→ Directions
1. From the LDMOS transistor text, list each distinct term that ends in the word "region".
2. Output the passage of the LDMOS transistor text that begins at the words "In the first" and stops after "as the source region 144.".
3. Does the LDMOS transistor text support each statement below? Answer yes or no and quote the deciding words.
(a) The source region 144 lies in the surface layer of the second conductive type well 14.
(b) The substrate contact part 146 has the same electric potential as the source region 144.
(c) The substrate contact part 146 has a lower impurity concentration than the first conductive type well 12.

In the semiconductor substrate 10 positioned in the element forming region, a first conductive type well 12 (for example a p type well) and a second conductive type well 14 (for example an n type well) are adjacently located each other. The source region 144 is located in the surface layer of the first conductive type well 12 and the drain region 142 is located in the surface layer of the second conductive type well 14. A silicide layer (not illustrated), for example, is formed over each surface layer of the drain region 142, the source region 144 and a substrate contact part 146. Electrodes 142a, 144a and 146 made of metal or the like are formed over the drain region 142, the source region 144 and the substrate contact part 146, respectively. An interface between the first conductive type well 12 and the second conductive type well 14 is overlapped with the channel region of the LDMOS transistor. In other words, the gate insulating film 132 is arranged over the semiconductor substrate 10 across a part of the first conductive type well 12 and a part of the second conductive type well 14.

In the first conductive type well 12, a first conductive type of a substrate contact part 146 is located. The substrate contact part 146 is a high concentration impurity region compared with the first conductive type well 12, and is located in the opposite side of the field drain insulating part 120 through the source region 144. In this embodiment, the substrate contact part 146 is adjacent to the source region 144, and has the same electric potential as the source region 144.

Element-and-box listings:
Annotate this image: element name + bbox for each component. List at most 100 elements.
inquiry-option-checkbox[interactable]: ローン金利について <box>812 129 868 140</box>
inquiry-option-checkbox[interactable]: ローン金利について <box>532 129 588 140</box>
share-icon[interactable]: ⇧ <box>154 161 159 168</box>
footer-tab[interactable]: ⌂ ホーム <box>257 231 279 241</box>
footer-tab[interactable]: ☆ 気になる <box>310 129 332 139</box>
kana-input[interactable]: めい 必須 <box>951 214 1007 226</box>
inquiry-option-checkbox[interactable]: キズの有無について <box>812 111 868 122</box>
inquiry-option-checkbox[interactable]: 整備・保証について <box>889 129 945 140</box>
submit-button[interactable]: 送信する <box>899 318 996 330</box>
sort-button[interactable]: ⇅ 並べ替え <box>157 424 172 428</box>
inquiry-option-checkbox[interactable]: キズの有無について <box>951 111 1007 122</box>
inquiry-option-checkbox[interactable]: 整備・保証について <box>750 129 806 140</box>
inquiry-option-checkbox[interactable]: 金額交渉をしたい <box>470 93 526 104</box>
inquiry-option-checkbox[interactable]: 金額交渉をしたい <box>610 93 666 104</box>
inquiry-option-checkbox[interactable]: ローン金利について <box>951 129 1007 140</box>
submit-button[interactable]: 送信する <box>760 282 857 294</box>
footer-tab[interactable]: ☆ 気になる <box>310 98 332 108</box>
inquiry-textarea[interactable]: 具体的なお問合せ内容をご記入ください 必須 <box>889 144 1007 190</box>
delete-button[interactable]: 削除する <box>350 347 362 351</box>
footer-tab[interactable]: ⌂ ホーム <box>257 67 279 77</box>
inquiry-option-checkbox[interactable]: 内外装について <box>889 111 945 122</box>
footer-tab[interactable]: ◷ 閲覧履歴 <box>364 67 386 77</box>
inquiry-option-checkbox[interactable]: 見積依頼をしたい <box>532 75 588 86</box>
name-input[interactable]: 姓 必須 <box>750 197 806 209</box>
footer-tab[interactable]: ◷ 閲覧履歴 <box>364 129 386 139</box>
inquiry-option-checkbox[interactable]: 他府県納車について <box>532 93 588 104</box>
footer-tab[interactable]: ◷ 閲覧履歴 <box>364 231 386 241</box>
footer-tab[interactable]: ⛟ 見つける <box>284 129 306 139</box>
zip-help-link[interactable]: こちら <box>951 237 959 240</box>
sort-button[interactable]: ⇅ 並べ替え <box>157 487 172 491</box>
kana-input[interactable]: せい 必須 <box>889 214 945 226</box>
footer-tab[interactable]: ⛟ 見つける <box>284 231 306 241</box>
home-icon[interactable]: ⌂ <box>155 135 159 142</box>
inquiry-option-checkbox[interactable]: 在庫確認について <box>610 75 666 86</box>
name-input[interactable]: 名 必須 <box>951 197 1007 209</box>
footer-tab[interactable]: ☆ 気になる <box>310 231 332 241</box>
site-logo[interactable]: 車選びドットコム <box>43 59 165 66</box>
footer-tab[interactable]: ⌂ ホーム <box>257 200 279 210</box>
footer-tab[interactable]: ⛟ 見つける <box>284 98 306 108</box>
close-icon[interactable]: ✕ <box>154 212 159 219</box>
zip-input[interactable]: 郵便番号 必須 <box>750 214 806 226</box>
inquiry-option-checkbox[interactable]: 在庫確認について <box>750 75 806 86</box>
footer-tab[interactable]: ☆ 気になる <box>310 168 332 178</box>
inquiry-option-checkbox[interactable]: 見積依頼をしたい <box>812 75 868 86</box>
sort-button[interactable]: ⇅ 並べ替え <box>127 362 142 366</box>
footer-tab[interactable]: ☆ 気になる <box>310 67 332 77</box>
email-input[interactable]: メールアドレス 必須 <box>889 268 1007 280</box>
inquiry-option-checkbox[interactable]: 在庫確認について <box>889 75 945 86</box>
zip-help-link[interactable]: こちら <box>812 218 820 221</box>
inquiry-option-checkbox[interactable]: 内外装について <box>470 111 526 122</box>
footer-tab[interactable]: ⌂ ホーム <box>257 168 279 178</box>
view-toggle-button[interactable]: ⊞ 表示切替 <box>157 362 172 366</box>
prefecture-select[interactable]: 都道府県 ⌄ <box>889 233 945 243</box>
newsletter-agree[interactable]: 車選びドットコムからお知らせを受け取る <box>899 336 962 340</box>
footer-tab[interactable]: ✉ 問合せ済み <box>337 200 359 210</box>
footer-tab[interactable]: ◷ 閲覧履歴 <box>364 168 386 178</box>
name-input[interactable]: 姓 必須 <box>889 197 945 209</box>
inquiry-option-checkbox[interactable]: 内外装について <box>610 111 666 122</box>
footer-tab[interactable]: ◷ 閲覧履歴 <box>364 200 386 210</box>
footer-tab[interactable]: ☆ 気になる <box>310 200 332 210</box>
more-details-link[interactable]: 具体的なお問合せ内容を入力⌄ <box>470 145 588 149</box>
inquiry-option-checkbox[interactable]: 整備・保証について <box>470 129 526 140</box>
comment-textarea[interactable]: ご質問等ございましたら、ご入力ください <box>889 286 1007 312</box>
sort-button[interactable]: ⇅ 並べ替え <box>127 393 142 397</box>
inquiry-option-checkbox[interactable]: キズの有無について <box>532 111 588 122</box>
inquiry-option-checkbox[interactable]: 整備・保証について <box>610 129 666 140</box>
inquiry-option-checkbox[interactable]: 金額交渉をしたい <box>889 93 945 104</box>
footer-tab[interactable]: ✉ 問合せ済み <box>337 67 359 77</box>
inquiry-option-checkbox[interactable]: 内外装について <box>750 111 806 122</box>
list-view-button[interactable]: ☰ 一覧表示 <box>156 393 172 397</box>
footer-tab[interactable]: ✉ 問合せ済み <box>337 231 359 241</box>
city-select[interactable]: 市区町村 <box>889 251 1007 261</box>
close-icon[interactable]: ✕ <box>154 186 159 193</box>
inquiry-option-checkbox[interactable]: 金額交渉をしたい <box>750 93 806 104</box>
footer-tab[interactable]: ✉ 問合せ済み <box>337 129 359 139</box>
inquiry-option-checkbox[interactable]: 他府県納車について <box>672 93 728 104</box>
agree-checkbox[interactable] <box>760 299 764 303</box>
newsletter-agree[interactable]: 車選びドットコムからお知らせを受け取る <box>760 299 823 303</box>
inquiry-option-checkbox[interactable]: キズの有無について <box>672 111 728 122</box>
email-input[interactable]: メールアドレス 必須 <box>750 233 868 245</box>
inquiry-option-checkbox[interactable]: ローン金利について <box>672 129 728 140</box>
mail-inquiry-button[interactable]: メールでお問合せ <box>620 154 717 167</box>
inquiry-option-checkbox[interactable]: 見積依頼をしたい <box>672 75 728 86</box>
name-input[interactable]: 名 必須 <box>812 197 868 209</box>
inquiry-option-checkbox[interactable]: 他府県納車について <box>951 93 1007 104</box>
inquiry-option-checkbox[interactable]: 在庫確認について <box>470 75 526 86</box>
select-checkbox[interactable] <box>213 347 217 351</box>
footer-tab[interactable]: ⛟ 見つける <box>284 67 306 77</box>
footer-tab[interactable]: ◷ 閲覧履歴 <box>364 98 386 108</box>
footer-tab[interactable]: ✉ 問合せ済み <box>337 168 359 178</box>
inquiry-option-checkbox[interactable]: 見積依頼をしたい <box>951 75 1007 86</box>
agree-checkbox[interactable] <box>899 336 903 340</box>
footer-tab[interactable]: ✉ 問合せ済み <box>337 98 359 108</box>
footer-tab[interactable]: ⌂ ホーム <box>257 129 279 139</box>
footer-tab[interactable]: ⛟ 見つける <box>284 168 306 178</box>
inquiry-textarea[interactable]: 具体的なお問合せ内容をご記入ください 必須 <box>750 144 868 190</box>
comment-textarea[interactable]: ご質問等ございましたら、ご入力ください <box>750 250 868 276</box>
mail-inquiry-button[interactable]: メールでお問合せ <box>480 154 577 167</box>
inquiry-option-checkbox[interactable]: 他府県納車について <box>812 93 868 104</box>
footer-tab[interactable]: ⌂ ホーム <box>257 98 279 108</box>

→ Answer list
1.
element forming region
source region
drain region
channel region
high concentration impurity region

2.
In the first conductive type well 12, a first conductive type of a substrate contact part 146 is located. The substrate contact part 146 is a high concentration impurity region compared with the first conductive type well 12, and is located in the opposite side of the field drain insulating part 120 through the source region 144. In this embodiment, the substrate contact part 146 is adjacent to the source region 144, and has the same electric potential as the source region 144.

3.
(a) No: "The source region 144 is located in the surface layer of the first conductive type well 12"
(b) Yes: "has the same electric potential as the source region 144"
(c) No: "The substrate contact part 146 is a high concentration impurity region compared with the first conductive type well 12"